Instructions to follow — Rewrite the stretch of the records from the line containing "folder-icon [72,319,88,332]" through the line containing "minimize-button[interactable]: ▁ [751,66,777,83]", replacing "text-file-icon" with "document-icon" and leaving everything else unchanged.

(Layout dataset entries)
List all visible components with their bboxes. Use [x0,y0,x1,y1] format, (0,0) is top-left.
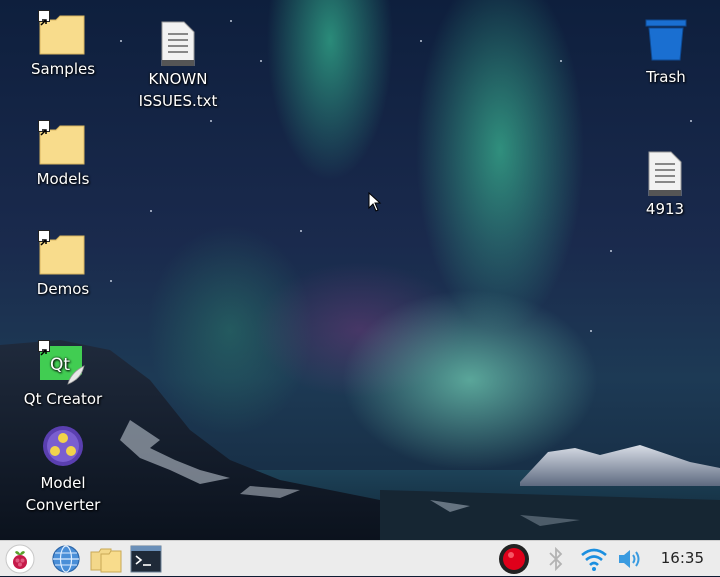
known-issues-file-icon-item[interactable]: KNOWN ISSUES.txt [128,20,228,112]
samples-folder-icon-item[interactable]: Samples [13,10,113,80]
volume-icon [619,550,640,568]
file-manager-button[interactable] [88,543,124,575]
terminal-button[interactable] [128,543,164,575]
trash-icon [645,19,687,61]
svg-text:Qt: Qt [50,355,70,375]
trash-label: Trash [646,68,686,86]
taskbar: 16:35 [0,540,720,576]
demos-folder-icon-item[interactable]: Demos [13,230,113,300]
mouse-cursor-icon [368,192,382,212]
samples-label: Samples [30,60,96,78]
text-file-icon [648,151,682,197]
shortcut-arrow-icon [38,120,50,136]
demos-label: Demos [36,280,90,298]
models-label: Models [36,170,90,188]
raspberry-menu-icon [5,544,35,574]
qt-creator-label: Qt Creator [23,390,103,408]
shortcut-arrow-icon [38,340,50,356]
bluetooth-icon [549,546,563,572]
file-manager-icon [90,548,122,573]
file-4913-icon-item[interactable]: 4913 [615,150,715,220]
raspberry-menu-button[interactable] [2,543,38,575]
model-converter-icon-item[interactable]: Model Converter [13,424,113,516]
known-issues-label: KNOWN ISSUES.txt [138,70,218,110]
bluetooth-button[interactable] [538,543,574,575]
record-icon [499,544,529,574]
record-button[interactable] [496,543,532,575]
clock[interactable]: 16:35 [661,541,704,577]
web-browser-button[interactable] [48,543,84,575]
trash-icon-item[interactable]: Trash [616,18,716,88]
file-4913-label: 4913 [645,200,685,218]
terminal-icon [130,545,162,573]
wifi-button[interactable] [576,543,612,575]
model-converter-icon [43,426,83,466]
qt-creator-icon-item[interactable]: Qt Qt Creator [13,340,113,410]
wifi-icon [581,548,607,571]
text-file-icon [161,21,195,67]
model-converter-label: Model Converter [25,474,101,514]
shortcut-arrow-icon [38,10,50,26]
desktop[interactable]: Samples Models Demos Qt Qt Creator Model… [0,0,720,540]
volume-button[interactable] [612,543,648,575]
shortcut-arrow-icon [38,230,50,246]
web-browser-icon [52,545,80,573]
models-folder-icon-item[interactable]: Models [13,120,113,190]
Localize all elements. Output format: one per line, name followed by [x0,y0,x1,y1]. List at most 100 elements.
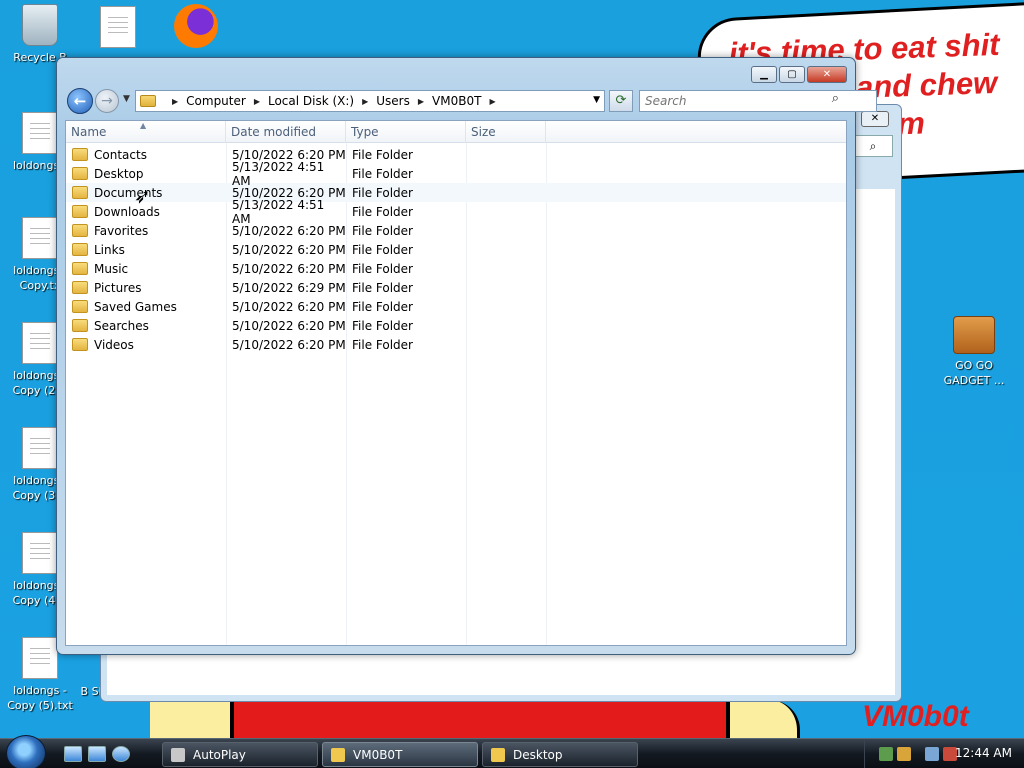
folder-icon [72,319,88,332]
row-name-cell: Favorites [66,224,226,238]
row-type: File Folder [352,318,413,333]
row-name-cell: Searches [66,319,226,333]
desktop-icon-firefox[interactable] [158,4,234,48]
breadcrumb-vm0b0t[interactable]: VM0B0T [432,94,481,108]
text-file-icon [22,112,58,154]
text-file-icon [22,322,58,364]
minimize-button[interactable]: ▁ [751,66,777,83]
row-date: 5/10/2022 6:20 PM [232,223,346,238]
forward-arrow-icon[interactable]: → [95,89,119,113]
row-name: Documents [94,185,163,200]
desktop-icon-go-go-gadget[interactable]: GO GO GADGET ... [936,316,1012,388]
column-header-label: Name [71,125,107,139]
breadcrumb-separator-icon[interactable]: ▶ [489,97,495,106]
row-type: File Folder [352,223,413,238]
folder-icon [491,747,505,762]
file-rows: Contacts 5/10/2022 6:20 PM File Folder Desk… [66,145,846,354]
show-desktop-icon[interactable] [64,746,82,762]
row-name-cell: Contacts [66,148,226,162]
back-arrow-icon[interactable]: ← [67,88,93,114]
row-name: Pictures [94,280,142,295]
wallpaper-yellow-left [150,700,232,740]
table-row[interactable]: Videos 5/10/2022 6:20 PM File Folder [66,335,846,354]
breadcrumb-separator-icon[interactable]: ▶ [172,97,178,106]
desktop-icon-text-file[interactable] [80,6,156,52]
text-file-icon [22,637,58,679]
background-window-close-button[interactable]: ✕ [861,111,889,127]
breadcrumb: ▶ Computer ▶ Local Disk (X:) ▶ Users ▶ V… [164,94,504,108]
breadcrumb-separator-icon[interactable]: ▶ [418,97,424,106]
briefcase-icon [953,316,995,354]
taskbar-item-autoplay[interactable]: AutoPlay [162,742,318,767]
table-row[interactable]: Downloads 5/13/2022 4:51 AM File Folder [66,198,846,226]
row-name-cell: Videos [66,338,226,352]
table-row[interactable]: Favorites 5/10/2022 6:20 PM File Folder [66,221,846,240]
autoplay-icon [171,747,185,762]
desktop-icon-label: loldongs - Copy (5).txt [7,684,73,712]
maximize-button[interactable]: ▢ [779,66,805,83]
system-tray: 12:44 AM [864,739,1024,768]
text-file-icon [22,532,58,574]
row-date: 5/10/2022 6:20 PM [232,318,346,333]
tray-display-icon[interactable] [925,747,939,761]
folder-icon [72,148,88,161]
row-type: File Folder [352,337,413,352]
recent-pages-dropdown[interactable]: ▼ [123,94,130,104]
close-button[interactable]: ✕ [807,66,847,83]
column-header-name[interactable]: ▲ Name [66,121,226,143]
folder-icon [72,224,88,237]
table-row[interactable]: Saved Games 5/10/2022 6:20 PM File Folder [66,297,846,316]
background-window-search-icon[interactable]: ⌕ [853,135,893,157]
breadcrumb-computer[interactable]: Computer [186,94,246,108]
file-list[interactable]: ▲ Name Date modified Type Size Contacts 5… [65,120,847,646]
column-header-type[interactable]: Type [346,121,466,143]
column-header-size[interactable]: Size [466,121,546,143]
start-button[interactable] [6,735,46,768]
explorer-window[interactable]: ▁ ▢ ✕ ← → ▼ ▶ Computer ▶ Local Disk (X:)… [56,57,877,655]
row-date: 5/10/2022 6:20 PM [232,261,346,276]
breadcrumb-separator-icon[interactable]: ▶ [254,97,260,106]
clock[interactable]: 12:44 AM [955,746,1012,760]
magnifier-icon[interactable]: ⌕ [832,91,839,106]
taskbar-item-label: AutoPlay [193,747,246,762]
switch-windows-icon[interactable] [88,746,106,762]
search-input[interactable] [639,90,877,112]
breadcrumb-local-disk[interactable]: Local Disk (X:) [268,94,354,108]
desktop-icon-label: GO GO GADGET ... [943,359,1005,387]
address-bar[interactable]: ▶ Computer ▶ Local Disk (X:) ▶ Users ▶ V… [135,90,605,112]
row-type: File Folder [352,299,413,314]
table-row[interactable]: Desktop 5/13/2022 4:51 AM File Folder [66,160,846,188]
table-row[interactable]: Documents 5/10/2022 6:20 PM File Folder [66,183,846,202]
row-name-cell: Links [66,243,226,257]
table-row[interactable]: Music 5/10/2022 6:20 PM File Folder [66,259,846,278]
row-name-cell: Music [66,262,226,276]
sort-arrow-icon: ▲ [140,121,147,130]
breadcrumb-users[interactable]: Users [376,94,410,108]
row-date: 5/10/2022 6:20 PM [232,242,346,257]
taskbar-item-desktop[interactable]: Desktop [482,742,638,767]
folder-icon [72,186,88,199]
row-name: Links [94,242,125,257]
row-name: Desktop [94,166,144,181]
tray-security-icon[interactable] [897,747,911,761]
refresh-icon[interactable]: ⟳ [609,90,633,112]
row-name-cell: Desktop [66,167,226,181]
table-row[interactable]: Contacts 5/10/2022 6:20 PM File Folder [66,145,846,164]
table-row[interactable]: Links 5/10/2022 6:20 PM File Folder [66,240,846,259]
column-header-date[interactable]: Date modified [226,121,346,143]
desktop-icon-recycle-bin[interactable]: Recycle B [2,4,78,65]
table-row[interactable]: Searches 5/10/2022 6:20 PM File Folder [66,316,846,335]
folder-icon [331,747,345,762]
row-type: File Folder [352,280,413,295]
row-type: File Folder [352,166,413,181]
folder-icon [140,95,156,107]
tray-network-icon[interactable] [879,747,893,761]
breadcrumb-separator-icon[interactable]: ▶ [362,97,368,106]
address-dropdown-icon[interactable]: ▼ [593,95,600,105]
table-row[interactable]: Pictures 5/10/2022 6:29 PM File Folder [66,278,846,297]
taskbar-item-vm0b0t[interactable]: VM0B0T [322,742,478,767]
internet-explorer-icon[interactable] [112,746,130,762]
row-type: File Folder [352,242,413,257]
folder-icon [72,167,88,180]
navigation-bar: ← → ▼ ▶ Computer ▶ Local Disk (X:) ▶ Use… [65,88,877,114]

* * *

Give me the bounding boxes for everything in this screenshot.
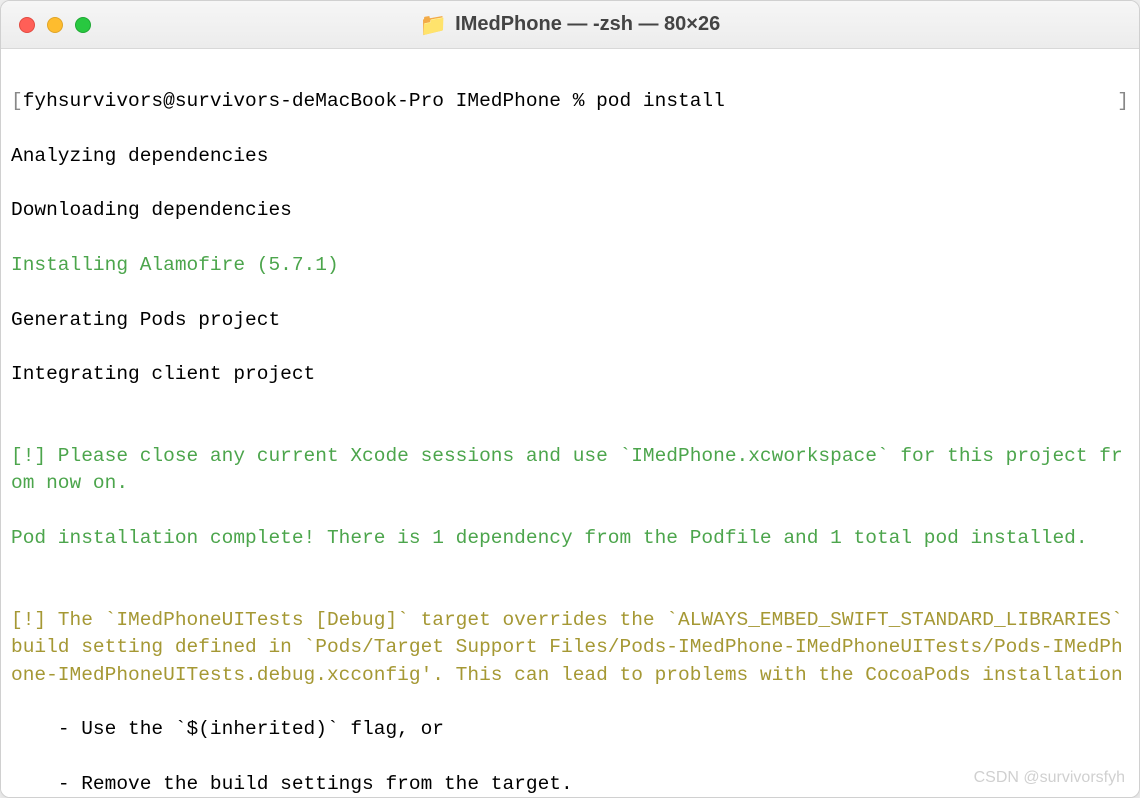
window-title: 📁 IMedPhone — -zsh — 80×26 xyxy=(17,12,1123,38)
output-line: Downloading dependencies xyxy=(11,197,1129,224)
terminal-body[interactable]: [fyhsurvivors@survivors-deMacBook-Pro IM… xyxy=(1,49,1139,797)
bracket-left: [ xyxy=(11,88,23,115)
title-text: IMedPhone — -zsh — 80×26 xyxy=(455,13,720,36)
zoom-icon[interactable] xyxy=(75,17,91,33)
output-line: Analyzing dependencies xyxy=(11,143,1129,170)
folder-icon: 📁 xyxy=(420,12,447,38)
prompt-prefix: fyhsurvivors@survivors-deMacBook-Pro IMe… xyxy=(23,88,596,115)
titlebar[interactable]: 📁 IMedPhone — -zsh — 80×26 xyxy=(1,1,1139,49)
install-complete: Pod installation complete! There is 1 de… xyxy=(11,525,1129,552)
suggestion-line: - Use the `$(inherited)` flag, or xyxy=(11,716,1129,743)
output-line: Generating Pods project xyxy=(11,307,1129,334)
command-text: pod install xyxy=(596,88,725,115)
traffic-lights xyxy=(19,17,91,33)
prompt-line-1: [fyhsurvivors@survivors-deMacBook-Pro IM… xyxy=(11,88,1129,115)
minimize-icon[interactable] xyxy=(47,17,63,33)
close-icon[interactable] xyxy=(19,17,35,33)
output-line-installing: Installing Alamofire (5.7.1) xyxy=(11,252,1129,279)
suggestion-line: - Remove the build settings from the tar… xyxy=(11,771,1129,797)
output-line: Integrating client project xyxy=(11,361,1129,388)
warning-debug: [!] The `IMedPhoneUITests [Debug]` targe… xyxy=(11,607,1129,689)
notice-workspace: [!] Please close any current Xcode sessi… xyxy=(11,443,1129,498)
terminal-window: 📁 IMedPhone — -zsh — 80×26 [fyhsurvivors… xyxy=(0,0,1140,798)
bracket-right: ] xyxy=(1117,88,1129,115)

Answer to this exercise —
folder-icon [72,319,88,332]
row-name-cell: Favorites [66,224,226,238]
row-type: File Folder [352,318,413,333]
row-name-cell: Searches [66,319,226,333]
desktop-icon-firefox[interactable] [158,4,234,48]
breadcrumb-vm0b0t[interactable]: VM0B0T [432,94,481,108]
document-icon [22,112,58,154]
document-icon [22,322,58,364]
minimize-button[interactable]: ▁ [751,66,777,83]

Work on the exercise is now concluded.